= Input records =
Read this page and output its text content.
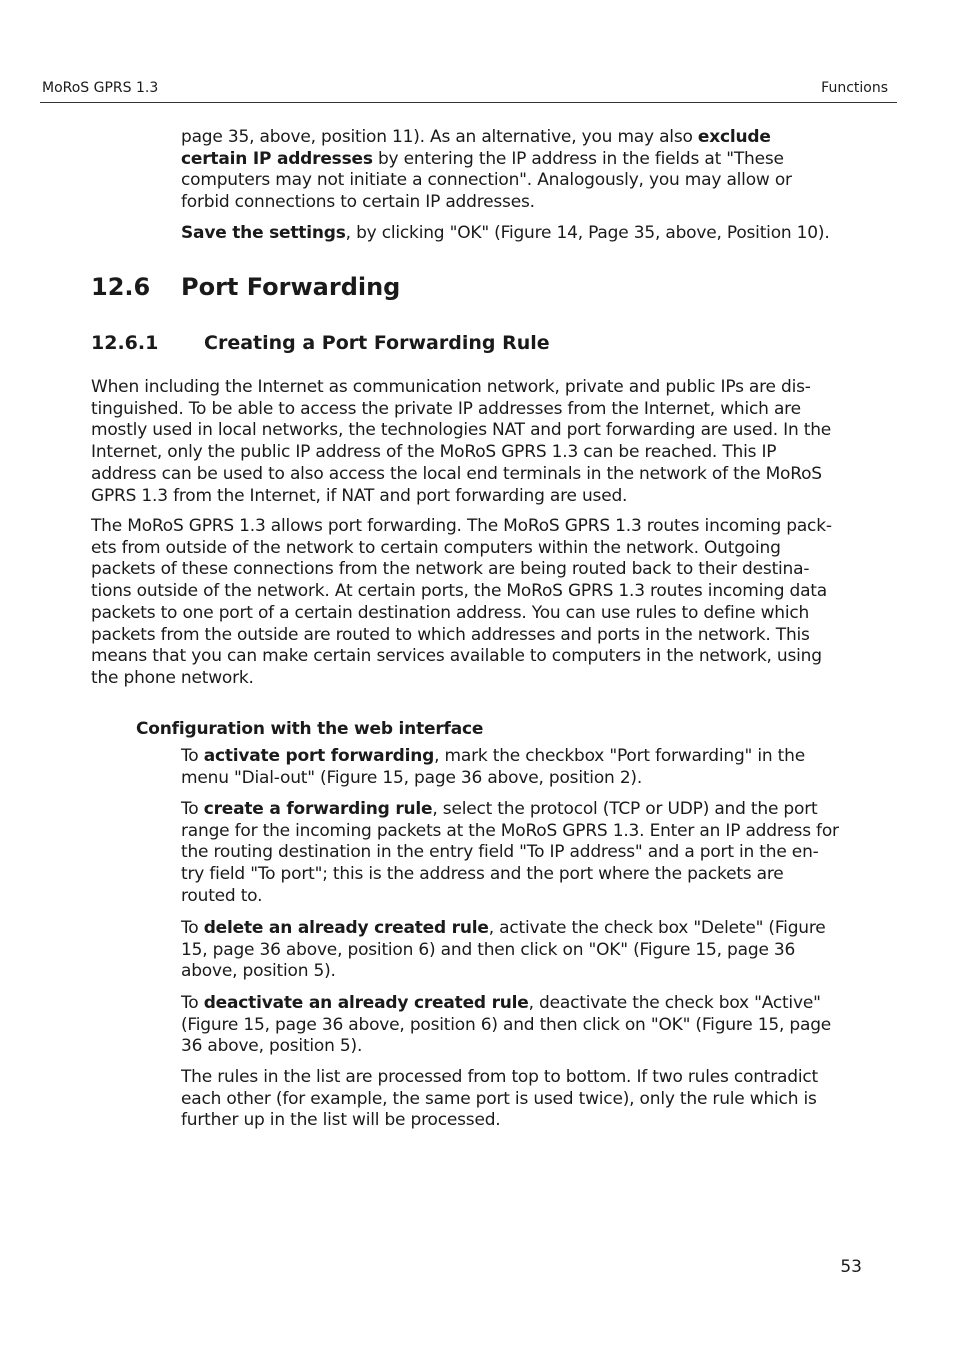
MoRoS GPRS 1.3	Functions

page 35, above, position 11). As an alternative, you may also exclude certain IP addresses by entering the IP address in the fields at "These computers may not initiate a connection". Analogously, you may allow or forbid connections to certain IP addresses.

Save the settings, by clicking "OK" (Figure 14, Page 35, above, Position 10).

12.6 Port Forwarding
12.6.1 Creating a Port Forwarding Rule

When including the Internet as communication network, private and public IPs are dis-tinguished. To be able to access the private IP addresses from the Internet, which are mostly used in local networks, the technologies NAT and port forwarding are used. In the Internet, only the public IP address of the MoRoS GPRS 1.3 can be reached. This IP address can be used to also access the local end terminals in the network of the MoRoS GPRS 1.3 from the Internet, if NAT and port forwarding are used.

The MoRoS GPRS 1.3 allows port forwarding. The MoRoS GPRS 1.3 routes incoming pack-ets from outside of the network to certain computers within the network. Outgoing packets of these connections from the network are being routed back to their destina-tions outside of the network. At certain ports, the MoRoS GPRS 1.3 routes incoming data packets to one port of a certain destination address. You can use rules to define which packets from the outside are routed to which addresses and ports in the network. This means that you can make certain services available to computers in the network, using the phone network.

Configuration with the web interface

To activate port forwarding, mark the checkbox "Port forwarding" in the menu "Dial-out" (Figure 15, page 36 above, position 2).

To create a forwarding rule, select the protocol (TCP or UDP) and the port range for the incoming packets at the MoRoS GPRS 1.3. Enter an IP address for the routing destination in the entry field "To IP address" and a port in the en-try field "To port"; this is the address and the port where the packets are routed to.

To delete an already created rule, activate the check box "Delete" (Figure 15, page 36 above, position 6) and then click on "OK" (Figure 15, page 36 above, position 5).

To deactivate an already created rule, deactivate the check box "Active" (Figure 15, page 36 above, position 6) and then click on "OK" (Figure 15, page 36 above, position 5).

The rules in the list are processed from top to bottom. If two rules contradict each other (for example, the same port is used twice), only the rule which is further up in the list will be processed.

53
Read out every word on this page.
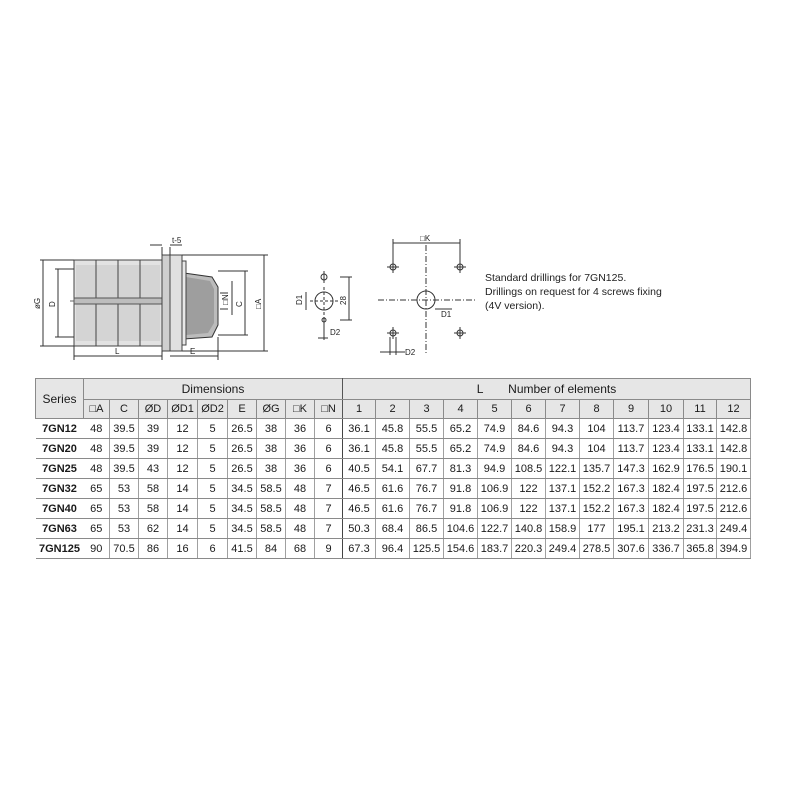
t-5
øG D	□N C □A
L	E
D1	28
D2
□K
D1
D2
Standard drillings for 7GN125.
Drillings on request for 4 screws fixing
(4V version).
Series	Dimensions									L Number of elements											
	□A	C	ØD	ØD1	ØD2	E	ØG	□K	□N	1	2	3	4	5	6	7	8	9	10	11	12
7GN12	48	39.5	39	12	5	26.5	38	36	6	36.1	45.8	55.5	65.2	74.9	84.6	94.3	104	113.7	123.4	133.1	142.8
7GN20	48	39.5	39	12	5	26.5	38	36	6	36.1	45.8	55.5	65.2	74.9	84.6	94.3	104	113.7	123.4	133.1	142.8
7GN25	48	39.5	43	12	5	26.5	38	36	6	40.5	54.1	67.7	81.3	94.9	108.5	122.1	135.7	147.3	162.9	176.5	190.1
7GN32	65	53	58	14	5	34.5	58.5	48	7	46.5	61.6	76.7	91.8	106.9	122	137.1	152.2	167.3	182.4	197.5	212.6
7GN40	65	53	58	14	5	34.5	58.5	48	7	46.5	61.6	76.7	91.8	106.9	122	137.1	152.2	167.3	182.4	197.5	212.6
7GN63	65	53	62	14	5	34.5	58.5	48	7	50.3	68.4	86.5	104.6	122.7	140.8	158.9	177	195.1	213.2	231.3	249.4
7GN125	90	70.5	86	16	6	41.5	84	68	9	67.3	96.4	125.5	154.6	183.7	220.3	249.4	278.5	307.6	336.7	365.8	394.9
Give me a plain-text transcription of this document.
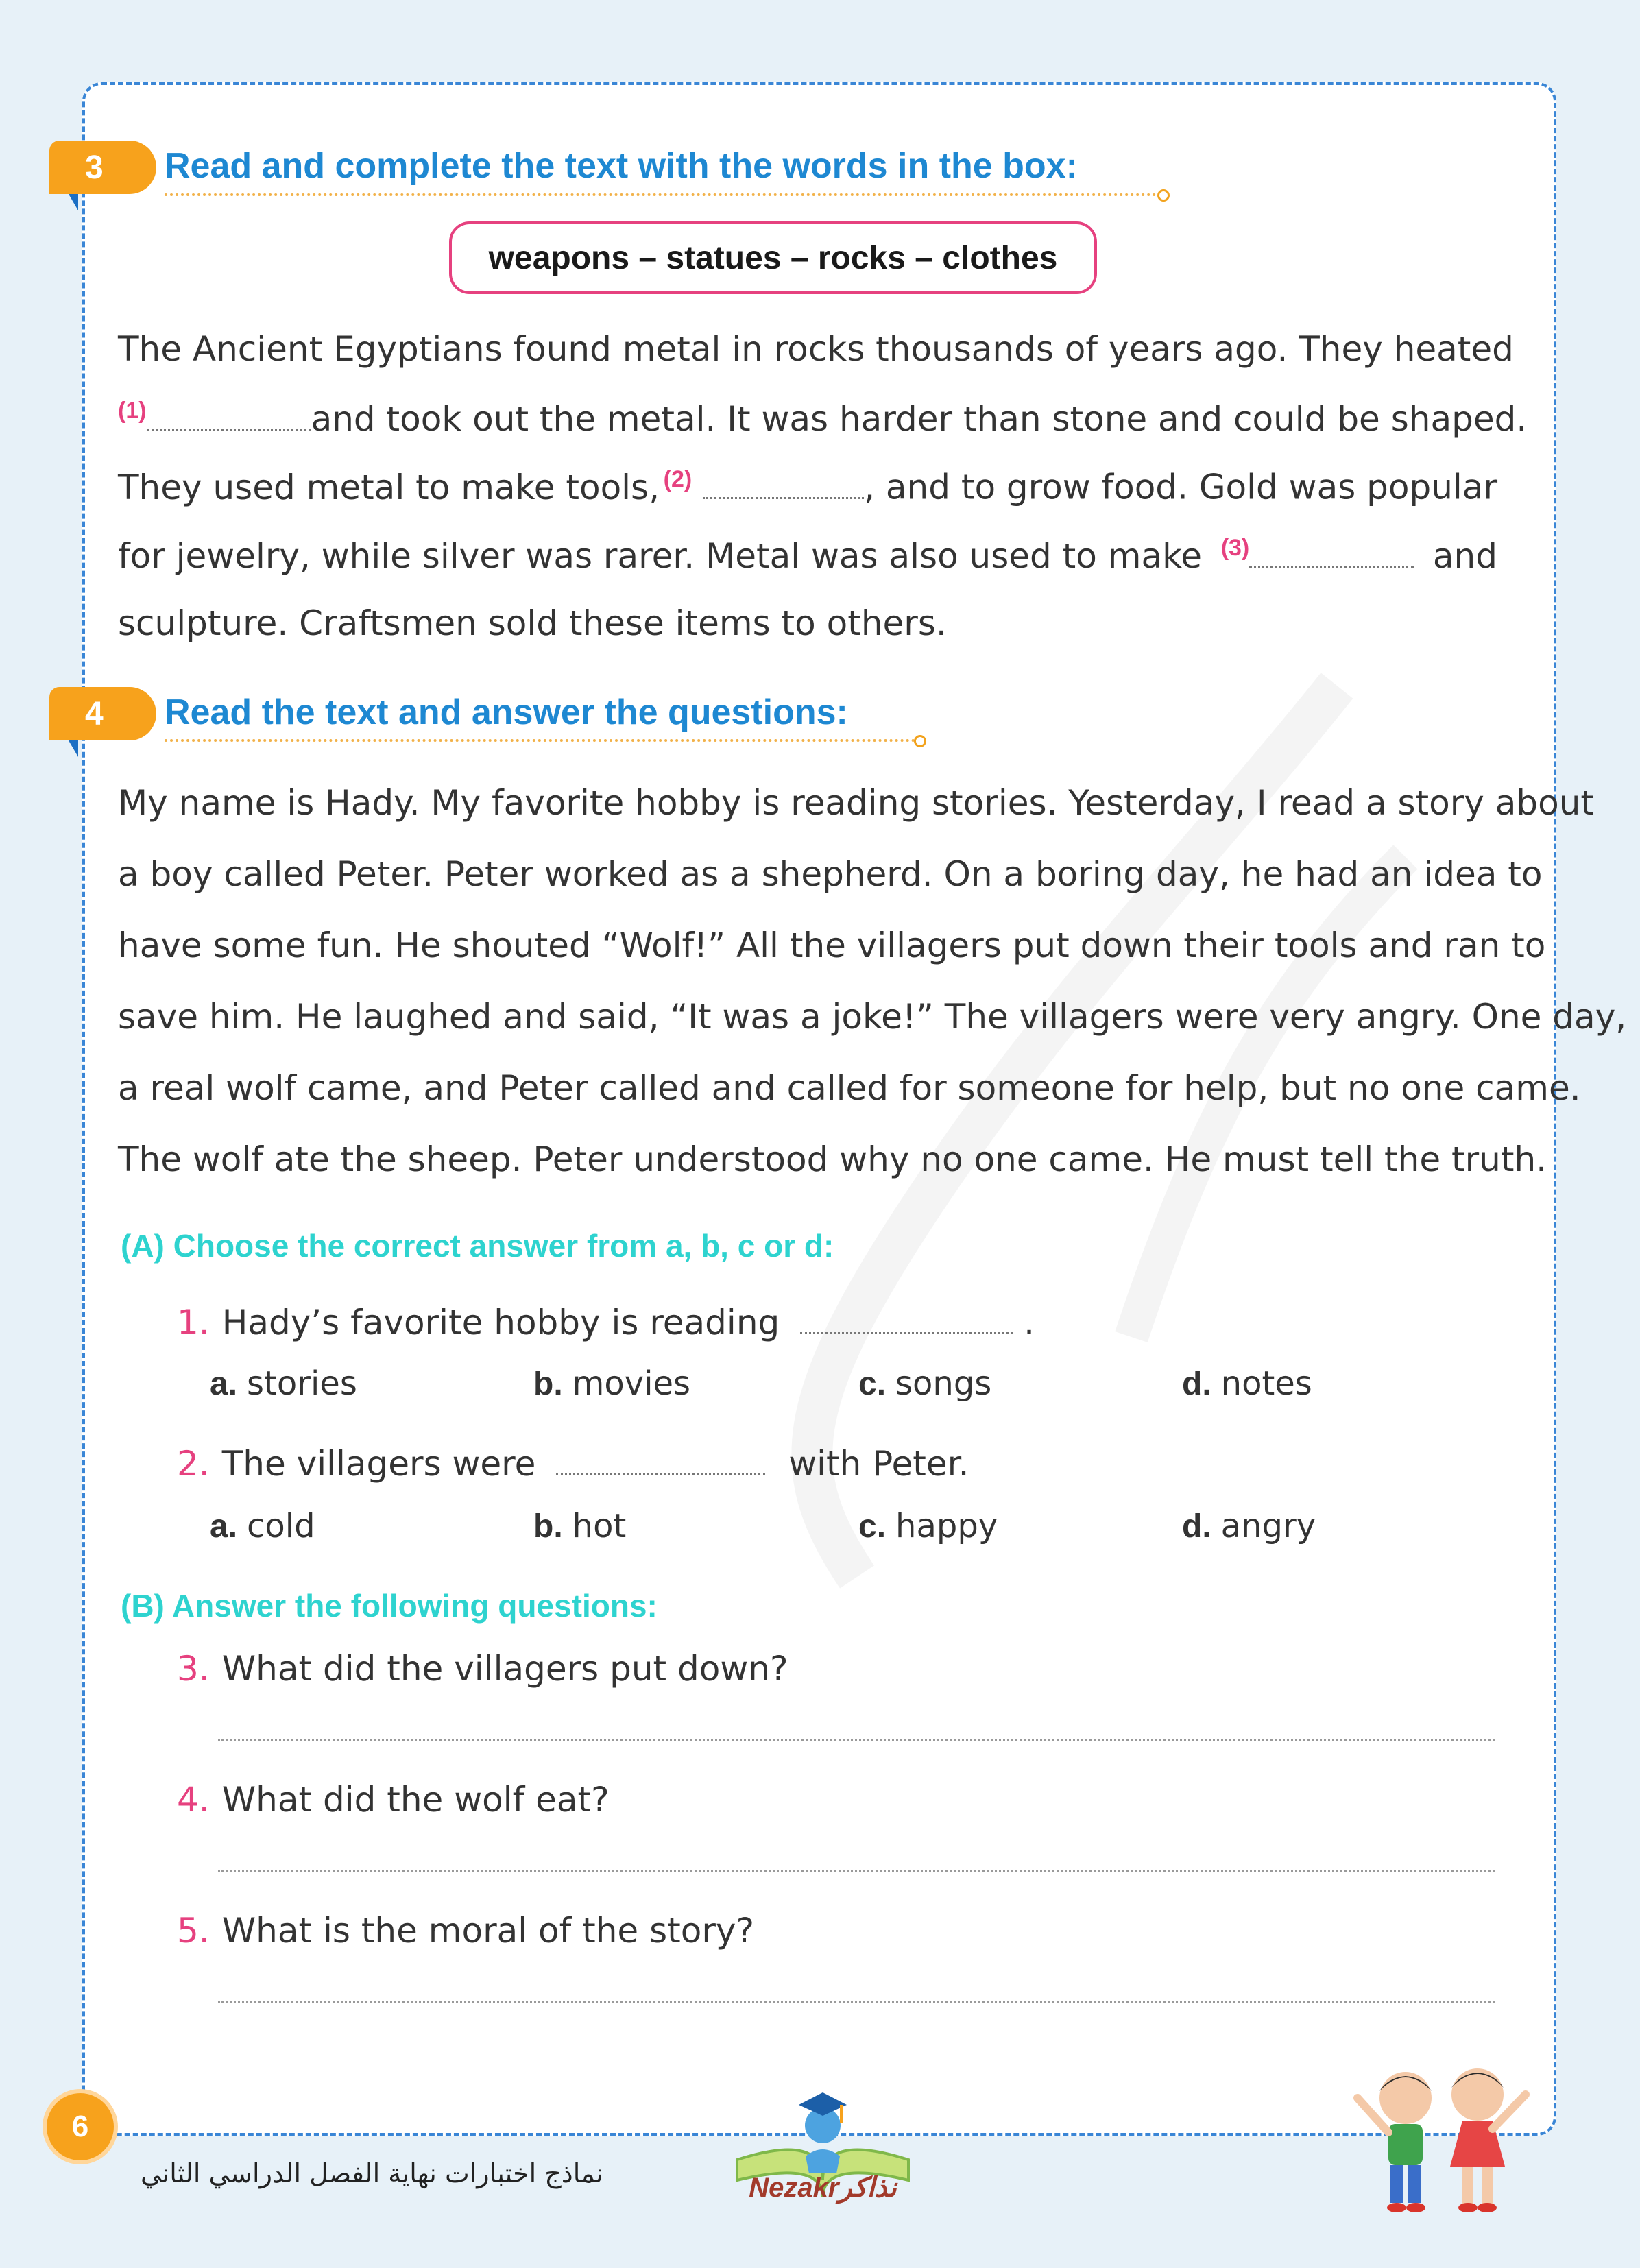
3	Read and complete the text with the words in the box:
weapons – statues – rocks – clothes
The Ancient Egyptians found metal in rocks thousands of years ago. They heated
$^{(1)}$	and took out the metal. It was harder than stone and could be shaped.
They used metal to make tools, $^{(2)}$	, and to grow food. Gold was popular
for jewelry, while silver was rarer. Metal was also used to make $^{(3)}$	and
sculpture. Craftsmen sold these items to others.
4	Read the text and answer the questions:
My name is Hady. My favorite hobby is reading stories. Yesterday, I read a story about
a boy called Peter. Peter worked as a shepherd. On a boring day, he had an idea to
have some fun. He shouted “Wolf!” All the villagers put down their tools and ran to
save him. He laughed and said, “It was a joke!” The villagers were very angry. One day,
a real wolf came, and Peter called and called for someone for help, but no one came.
The wolf ate the sheep. Peter understood why no one came. He must tell the truth.
(A) Choose the correct answer from a, b, c or d:
1. Hady’s favorite hobby is reading	.
a. stories	b. movies	c. songs	d. notes
2. The villagers were	with Peter.
a. cold	b. hot	c. happy	d. angry
(B) Answer the following questions:
3. What did the villagers put down?
4. What did the wolf eat?
5. What is the moral of the story?
6
نماذج اختبارات نهاية الفصل الدراسي الثاني	Nezakrنذاكر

= What is required =
Gather from the entries above all lines that include the string "tools".

= Completed task =
They used metal to make tools, $^{(2)}$	, and to grow food. Gold was popular
have some fun. He shouted “Wolf!” All the villagers put down their tools and ran to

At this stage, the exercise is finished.